__INFORMATION PROVIDED__
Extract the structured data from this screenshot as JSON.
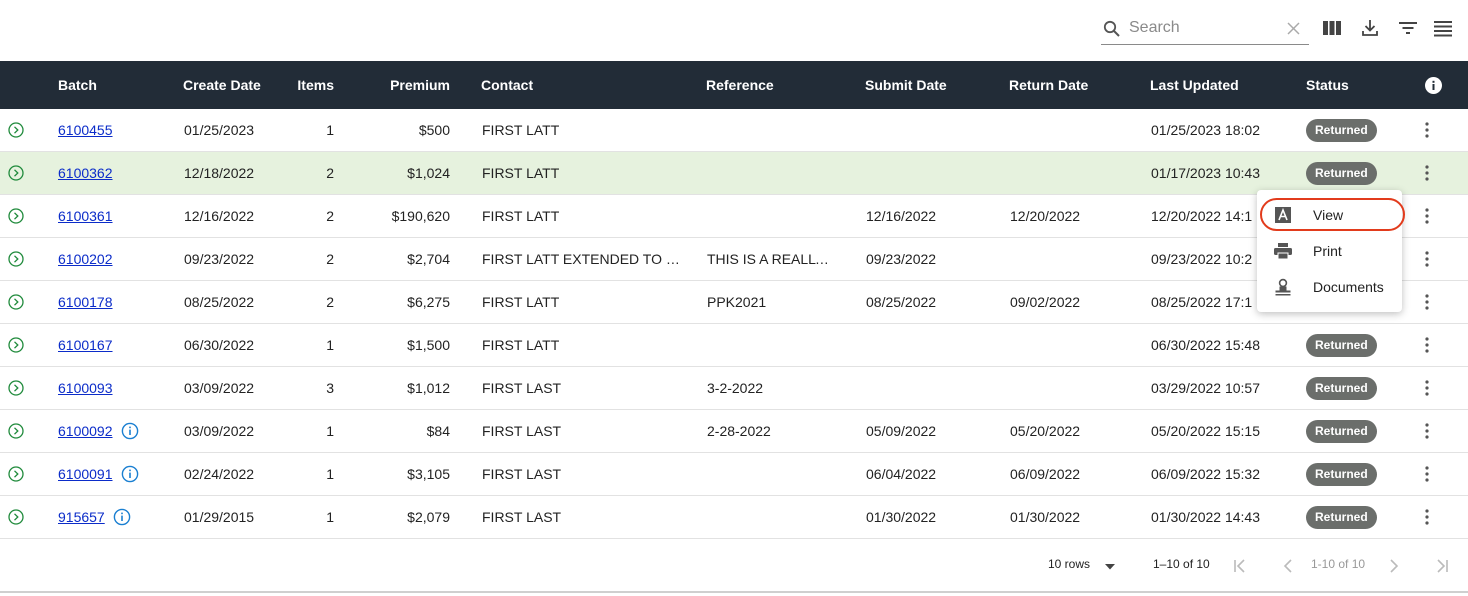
{
  "toolbar": {
    "search_placeholder": "Search",
    "icons": [
      "search-icon",
      "clear-icon",
      "columns-icon",
      "download-icon",
      "filter-icon",
      "density-icon"
    ]
  },
  "columns": {
    "batch": "Batch",
    "create_date": "Create Date",
    "items": "Items",
    "premium": "Premium",
    "contact": "Contact",
    "reference": "Reference",
    "submit_date": "Submit Date",
    "return_date": "Return Date",
    "last_updated": "Last Updated",
    "status": "Status"
  },
  "rows": [
    {
      "batch": "6100455",
      "create_date": "01/25/2023",
      "items": "1",
      "premium": "$500",
      "contact": "FIRST LATT",
      "reference": "",
      "submit_date": "",
      "return_date": "",
      "last_updated": "01/25/2023 18:02",
      "status": "Returned"
    },
    {
      "batch": "6100362",
      "create_date": "12/18/2022",
      "items": "2",
      "premium": "$1,024",
      "contact": "FIRST LATT",
      "reference": "",
      "submit_date": "",
      "return_date": "",
      "last_updated": "01/17/2023 10:43",
      "status": "Returned"
    },
    {
      "batch": "6100361",
      "create_date": "12/16/2022",
      "items": "2",
      "premium": "$190,620",
      "contact": "FIRST LATT",
      "reference": "",
      "submit_date": "12/16/2022",
      "return_date": "12/20/2022",
      "last_updated": "12/20/2022 14:1",
      "status": ""
    },
    {
      "batch": "6100202",
      "create_date": "09/23/2022",
      "items": "2",
      "premium": "$2,704",
      "contact": "FIRST LATT EXTENDED TO B...",
      "reference": "THIS IS A REALLY ...",
      "submit_date": "09/23/2022",
      "return_date": "",
      "last_updated": "09/23/2022 10:2",
      "status": ""
    },
    {
      "batch": "6100178",
      "create_date": "08/25/2022",
      "items": "2",
      "premium": "$6,275",
      "contact": "FIRST LATT",
      "reference": "PPK2021",
      "submit_date": "08/25/2022",
      "return_date": "09/02/2022",
      "last_updated": "08/25/2022 17:1",
      "status": ""
    },
    {
      "batch": "6100167",
      "create_date": "06/30/2022",
      "items": "1",
      "premium": "$1,500",
      "contact": "FIRST LATT",
      "reference": "",
      "submit_date": "",
      "return_date": "",
      "last_updated": "06/30/2022 15:48",
      "status": "Returned"
    },
    {
      "batch": "6100093",
      "create_date": "03/09/2022",
      "items": "3",
      "premium": "$1,012",
      "contact": "FIRST LAST",
      "reference": "3-2-2022",
      "submit_date": "",
      "return_date": "",
      "last_updated": "03/29/2022 10:57",
      "status": "Returned"
    },
    {
      "batch": "6100092",
      "create_date": "03/09/2022",
      "items": "1",
      "premium": "$84",
      "contact": "FIRST LAST",
      "reference": "2-28-2022",
      "submit_date": "05/09/2022",
      "return_date": "05/20/2022",
      "last_updated": "05/20/2022 15:15",
      "status": "Returned",
      "info": true
    },
    {
      "batch": "6100091",
      "create_date": "02/24/2022",
      "items": "1",
      "premium": "$3,105",
      "contact": "FIRST LAST",
      "reference": "",
      "submit_date": "06/04/2022",
      "return_date": "06/09/2022",
      "last_updated": "06/09/2022 15:32",
      "status": "Returned",
      "info": true
    },
    {
      "batch": "915657",
      "create_date": "01/29/2015",
      "items": "1",
      "premium": "$2,079",
      "contact": "FIRST LAST",
      "reference": "",
      "submit_date": "01/30/2022",
      "return_date": "01/30/2022",
      "last_updated": "01/30/2022 14:43",
      "status": "Returned",
      "info": true
    }
  ],
  "selected_row": 1,
  "menu": {
    "items": [
      {
        "label": "View",
        "icon": "view-icon"
      },
      {
        "label": "Print",
        "icon": "print-icon"
      },
      {
        "label": "Documents",
        "icon": "documents-icon"
      }
    ]
  },
  "footer": {
    "rows_per_page": "10 rows",
    "range": "1–10 of 10",
    "range_small": "1-10 of 10"
  },
  "colors": {
    "header_bg": "#222c37",
    "selected_row_bg": "#e6f2de",
    "badge_bg": "#6b6e6b",
    "link": "#0b2cc9",
    "expand_icon": "#1f8a3b",
    "info_icon": "#1a7fd1",
    "highlight_ring": "#e23b1c"
  }
}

__WORK INSTRUCTIONS__
From the data, pick out every line that includes "batch".

__SOLUTION TO THIS EXERCISE__
    "batch": "Batch",
      "batch": "6100455",
      "batch": "6100362",
      "batch": "6100361",
      "batch": "6100202",
      "batch": "6100178",
      "batch": "6100167",
      "batch": "6100093",
      "batch": "6100092",
      "batch": "6100091",
      "batch": "915657",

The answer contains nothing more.